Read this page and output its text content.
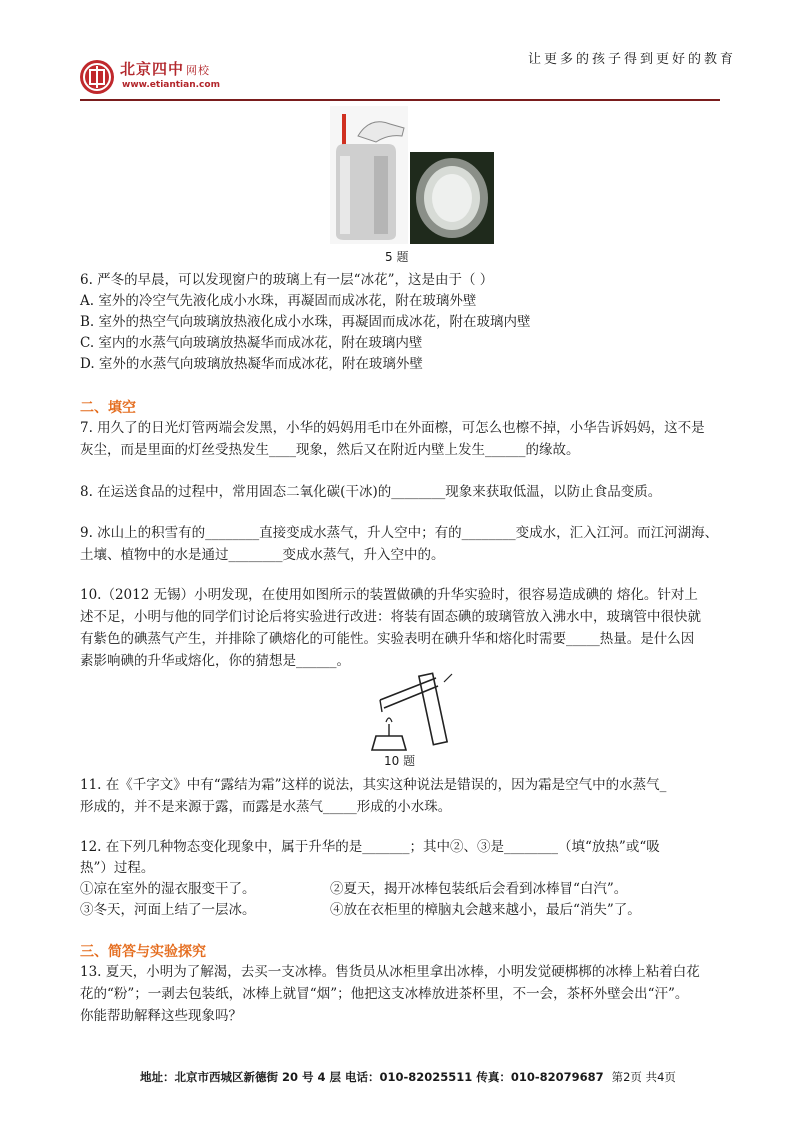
北京四中 网校
www.etiantian.com
让更多的孩子得到更好的教育
5 题
6. 严冬的早晨，可以发现窗户的玻璃上有一层“冰花”，这是由于（ ）
A. 室外的冷空气先液化成小水珠，再凝固而成冰花，附在玻璃外壁
B. 室外的热空气向玻璃放热液化成小水珠，再凝固而成冰花，附在玻璃内壁
C. 室内的水蒸气向玻璃放热凝华而成冰花，附在玻璃内壁
D. 室外的水蒸气向玻璃放热凝华而成冰花，附在玻璃外壁
二、填空
7. 用久了的日光灯管两端会发黑，小华的妈妈用毛巾在外面檫，可怎么也檫不掉，小华告诉妈妈，这不是
灰尘，而是里面的灯丝受热发生____现象，然后又在附近内壁上发生______的缘故。
8. 在运送食品的过程中，常用固态二氧化碳(干冰)的________现象来获取低温，以防止食品变质。
9. 冰山上的积雪有的________直接变成水蒸气，升人空中；有的________变成水，汇入江河。而江河湖海、
土壤、植物中的水是通过________变成水蒸气，升入空中的。
10.（2012 无锡）小明发现，在使用如图所示的装置做碘的升华实验时，很容易造成碘的 熔化。针对上
述不足，小明与他的同学们讨论后将实验进行改进：将装有固态碘的玻璃管放入沸水中，玻璃管中很快就
有紫色的碘蒸气产生，并排除了碘熔化的可能性。实验表明在碘升华和熔化时需要_____热量。是什么因
素影响碘的升华或熔化，你的猜想是______。
10 题
11. 在《千字文》中有“露结为霜”这样的说法，其实这种说法是错误的，因为霜是空气中的水蒸气_
形成的，并不是来源于露，而露是水蒸气_____形成的小水珠。
12. 在下列几种物态变化现象中，属于升华的是_______；其中②、③是________（填“放热”或“吸
热”）过程。
①凉在室外的湿衣服变干了。	②夏天，揭开冰棒包装纸后会看到冰棒冒“白汽”。
③冬天，河面上结了一层冰。	④放在衣柜里的樟脑丸会越来越小，最后“消失”了。
三、简答与实验探究
13. 夏天，小明为了解渴，去买一支冰棒。售货员从冰柜里拿出冰棒，小明发觉硬梆梆的冰棒上粘着白花
花的“粉”；一剥去包装纸，冰棒上就冒“烟”；他把这支冰棒放进茶杯里，不一会，茶杯外壁会出“汗”。
你能帮助解释这些现象吗？
地址：北京市西城区新德街 20 号 4 层 电话：010-82025511 传真：010-82079687 第2页 共4页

Exercise prompt:
Repeat the preceding records precisely, and leave every picture out of the copy.

Exercise solution:
Read this page and output its text content.
北京四中 网校
www.etiantian.com
让更多的孩子得到更好的教育
5 题
6. 严冬的早晨，可以发现窗户的玻璃上有一层“冰花”，这是由于（ ）
A. 室外的冷空气先液化成小水珠，再凝固而成冰花，附在玻璃外壁
B. 室外的热空气向玻璃放热液化成小水珠，再凝固而成冰花，附在玻璃内壁
C. 室内的水蒸气向玻璃放热凝华而成冰花，附在玻璃内壁
D. 室外的水蒸气向玻璃放热凝华而成冰花，附在玻璃外壁
二、填空
7. 用久了的日光灯管两端会发黑，小华的妈妈用毛巾在外面檫，可怎么也檫不掉，小华告诉妈妈，这不是
灰尘，而是里面的灯丝受热发生____现象，然后又在附近内壁上发生______的缘故。
8. 在运送食品的过程中，常用固态二氧化碳(干冰)的________现象来获取低温，以防止食品变质。
9. 冰山上的积雪有的________直接变成水蒸气，升人空中；有的________变成水，汇入江河。而江河湖海、
土壤、植物中的水是通过________变成水蒸气，升入空中的。
10.（2012 无锡）小明发现，在使用如图所示的装置做碘的升华实验时，很容易造成碘的 熔化。针对上
述不足，小明与他的同学们讨论后将实验进行改进：将装有固态碘的玻璃管放入沸水中，玻璃管中很快就
有紫色的碘蒸气产生，并排除了碘熔化的可能性。实验表明在碘升华和熔化时需要_____热量。是什么因
素影响碘的升华或熔化，你的猜想是______。
10 题
11. 在《千字文》中有“露结为霜”这样的说法，其实这种说法是错误的，因为霜是空气中的水蒸气_
形成的，并不是来源于露，而露是水蒸气_____形成的小水珠。
12. 在下列几种物态变化现象中，属于升华的是_______；其中②、③是________（填“放热”或“吸
热”）过程。
①凉在室外的湿衣服变干了。	②夏天，揭开冰棒包装纸后会看到冰棒冒“白汽”。
③冬天，河面上结了一层冰。	④放在衣柜里的樟脑丸会越来越小，最后“消失”了。
三、简答与实验探究
13. 夏天，小明为了解渴，去买一支冰棒。售货员从冰柜里拿出冰棒，小明发觉硬梆梆的冰棒上粘着白花
花的“粉”；一剥去包装纸，冰棒上就冒“烟”；他把这支冰棒放进茶杯里，不一会，茶杯外壁会出“汗”。
你能帮助解释这些现象吗？
地址：北京市西城区新德街 20 号 4 层 电话：010-82025511 传真：010-82079687 第2页 共4页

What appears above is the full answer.